| Required work |
**a)** Answer these questions about the Family Support Group passage:
(i) What example of an overseas national group does it name?
(ii) Who can serve as co-ordinators?
(iii) What two activities does it list for a group whose aim is social?
**b)** Put this sentence from the Family Support Group passage into Spanish: "A Family Support Group will need some leaders and a co-ordinator."
**c)** Carry on the Family Support Group passage from its final line.

| Quoted passage |

## Begin

A Family Support Group is a group of families with deaf children who get together regularly to provide social opportunities for themselves and other families and/or to provide information and support to each other. A Family Support Group can provide families with the support and encouragement of other families who face similar situations. If the aim of the group is to provide social activities, the group can provide:
· family fun days
· kid’s fun times
If the aim of the group is to provide information and support, the group can provide:
· information and support to each other
· lobbying to improve opportunities for deaf children.
Some Family Support Groups are established by one family who wishes to meet other parents who have deaf children, some are established by a small group of families who want their deaf children to meet other deaf children and other groups are established by professionals who work with families of deaf children.
Where does a Family Support Group operate?
Family Support Groups can be local, regional, state-wide or national. Local Family Support Groups will organise activities for other families who live very close to each other. Regional Family Support Groups will organise activities for families who live in the same region. State-wide Family Support Groups where present; may lobby and inform local/regional groups. There is no national support group for families of deaf children at the current time in Australia. Some exist overseas, such as the NZ Federation of Deaf Children Inc.
What does a Family Support Group need?
A Family Support Group will need some leaders and a co-ordinator. The co-ordinator will help to run the group. Co-ordinators can be parents/carers of deaf children, deaf adults, or other people with a strong interest in the well-being of deaf children. The co-ordinator must be willing to take a leading role in organising activities of the group, and the leaders must be willing to assist as necessary. Other things needed are newsletters, some financial resources, determination and creativity.
How can Deaf Children Australia assist Family Support Groups?

## End

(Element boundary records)
## Begin

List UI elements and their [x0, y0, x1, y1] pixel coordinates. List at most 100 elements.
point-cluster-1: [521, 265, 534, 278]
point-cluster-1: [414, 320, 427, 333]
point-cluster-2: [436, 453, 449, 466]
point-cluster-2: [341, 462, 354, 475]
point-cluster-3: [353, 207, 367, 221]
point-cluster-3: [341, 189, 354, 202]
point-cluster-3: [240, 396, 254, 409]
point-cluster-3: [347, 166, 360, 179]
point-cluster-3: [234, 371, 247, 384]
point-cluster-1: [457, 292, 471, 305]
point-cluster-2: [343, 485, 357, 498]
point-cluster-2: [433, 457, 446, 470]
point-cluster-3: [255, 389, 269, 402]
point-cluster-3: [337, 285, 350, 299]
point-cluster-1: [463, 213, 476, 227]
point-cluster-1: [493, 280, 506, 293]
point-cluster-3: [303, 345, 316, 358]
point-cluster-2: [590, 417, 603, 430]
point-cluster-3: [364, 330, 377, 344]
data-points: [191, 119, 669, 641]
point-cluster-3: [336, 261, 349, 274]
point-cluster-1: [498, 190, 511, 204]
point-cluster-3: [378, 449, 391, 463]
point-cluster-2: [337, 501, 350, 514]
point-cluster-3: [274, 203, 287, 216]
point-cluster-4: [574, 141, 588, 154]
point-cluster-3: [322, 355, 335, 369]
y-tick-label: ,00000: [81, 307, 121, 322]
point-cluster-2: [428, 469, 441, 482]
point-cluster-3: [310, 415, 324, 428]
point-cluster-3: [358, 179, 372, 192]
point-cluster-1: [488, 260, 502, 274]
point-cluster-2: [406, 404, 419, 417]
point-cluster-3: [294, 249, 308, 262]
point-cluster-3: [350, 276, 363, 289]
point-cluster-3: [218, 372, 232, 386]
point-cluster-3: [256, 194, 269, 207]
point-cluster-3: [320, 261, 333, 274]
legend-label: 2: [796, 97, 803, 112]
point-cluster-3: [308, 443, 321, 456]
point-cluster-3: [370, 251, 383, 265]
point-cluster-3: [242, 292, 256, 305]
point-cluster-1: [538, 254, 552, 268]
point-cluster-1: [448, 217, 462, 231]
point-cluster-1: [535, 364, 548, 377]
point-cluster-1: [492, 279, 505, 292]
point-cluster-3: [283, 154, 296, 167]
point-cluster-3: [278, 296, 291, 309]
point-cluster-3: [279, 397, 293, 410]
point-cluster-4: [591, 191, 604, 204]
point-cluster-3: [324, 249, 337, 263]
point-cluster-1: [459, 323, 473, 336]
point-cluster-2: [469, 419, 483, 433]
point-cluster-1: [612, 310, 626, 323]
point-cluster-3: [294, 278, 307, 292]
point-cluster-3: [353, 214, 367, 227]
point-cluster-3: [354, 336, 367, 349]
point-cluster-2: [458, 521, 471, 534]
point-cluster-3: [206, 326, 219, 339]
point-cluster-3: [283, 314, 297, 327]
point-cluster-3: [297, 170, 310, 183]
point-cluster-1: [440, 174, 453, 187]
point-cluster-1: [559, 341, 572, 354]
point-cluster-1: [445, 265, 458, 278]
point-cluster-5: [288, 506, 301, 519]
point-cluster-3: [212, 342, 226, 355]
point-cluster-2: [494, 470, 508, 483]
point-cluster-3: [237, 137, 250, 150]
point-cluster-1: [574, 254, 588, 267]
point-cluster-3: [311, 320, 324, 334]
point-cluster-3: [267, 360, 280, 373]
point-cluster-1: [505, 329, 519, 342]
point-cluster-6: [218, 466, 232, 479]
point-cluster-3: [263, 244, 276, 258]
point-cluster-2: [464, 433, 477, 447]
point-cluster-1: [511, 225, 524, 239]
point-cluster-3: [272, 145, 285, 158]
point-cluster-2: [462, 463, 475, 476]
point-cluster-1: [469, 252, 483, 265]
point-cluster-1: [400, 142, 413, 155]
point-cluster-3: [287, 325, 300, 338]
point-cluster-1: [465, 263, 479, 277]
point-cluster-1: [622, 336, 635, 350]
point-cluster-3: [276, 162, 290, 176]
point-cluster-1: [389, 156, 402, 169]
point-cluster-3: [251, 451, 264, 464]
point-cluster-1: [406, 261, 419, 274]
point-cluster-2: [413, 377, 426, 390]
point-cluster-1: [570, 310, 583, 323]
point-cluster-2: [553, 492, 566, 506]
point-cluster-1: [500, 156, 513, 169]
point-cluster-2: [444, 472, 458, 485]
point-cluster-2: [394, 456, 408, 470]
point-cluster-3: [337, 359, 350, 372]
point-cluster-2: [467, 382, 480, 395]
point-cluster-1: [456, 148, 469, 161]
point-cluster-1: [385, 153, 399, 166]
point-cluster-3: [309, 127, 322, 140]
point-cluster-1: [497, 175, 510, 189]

## End

| Expected results |
**a)**
(i) The NZ Federation of Deaf Children Inc.
(ii) Parents/carers of deaf children, deaf adults, or other people with a strong interest in the well-being of deaf children.
(iii) Family fun days and kid's fun times.

**b)** Un Grupo de Apoyo Familiar necesitará algunos líderes y un coordinador.

**c)**
Deaf Children Australia is keen to support the establishment of Family Support Groups and to make sure they have the resources that they need to develop further. Deaf Children Australia can also assist with the re-establishment of Family Support Groups if they have not met for a while. Deaf Children Australia will not organise and control Family Support Groups. Instead, Deaf Children Australia works with the co-ordinator and leaders, providing support as requested. This may be by providing skills, workshops and resources to advertise activities, assisting with mail-outs, supporting the co-ordinator and leaders and suggesting activities which may be undertaken. Deaf Children Australia can also advise on establishing aims, priorities, how to run a committee and fundraising. Deaf Children Australia will promote the group through its web site and Flying kites if requested. At times Family Support Groups may have concerns in common with other Family Support Groups in other areas. If this happens, Deaf Children Australia may be able to assist families with the skills and resources needed to resolve the issues at a higher level. Deaf Children Australia is able to assist through telephone and email contact to provide support as needed for families who live outside of Victoria, in Brisbane and the Sunshine Coast.
How is a Family Support Group established?
If you are interested in having a Family Support Group established in your area, you may like to request support from Deaf Children Australia. This will involve:
1. Working with a Community Development Worker from Deaf Children Australia to plan an in-formal get together.
2. Distributing a flyer with the planned activity to families through existing networks, schools, other organisations and the Deaf Children Australia website.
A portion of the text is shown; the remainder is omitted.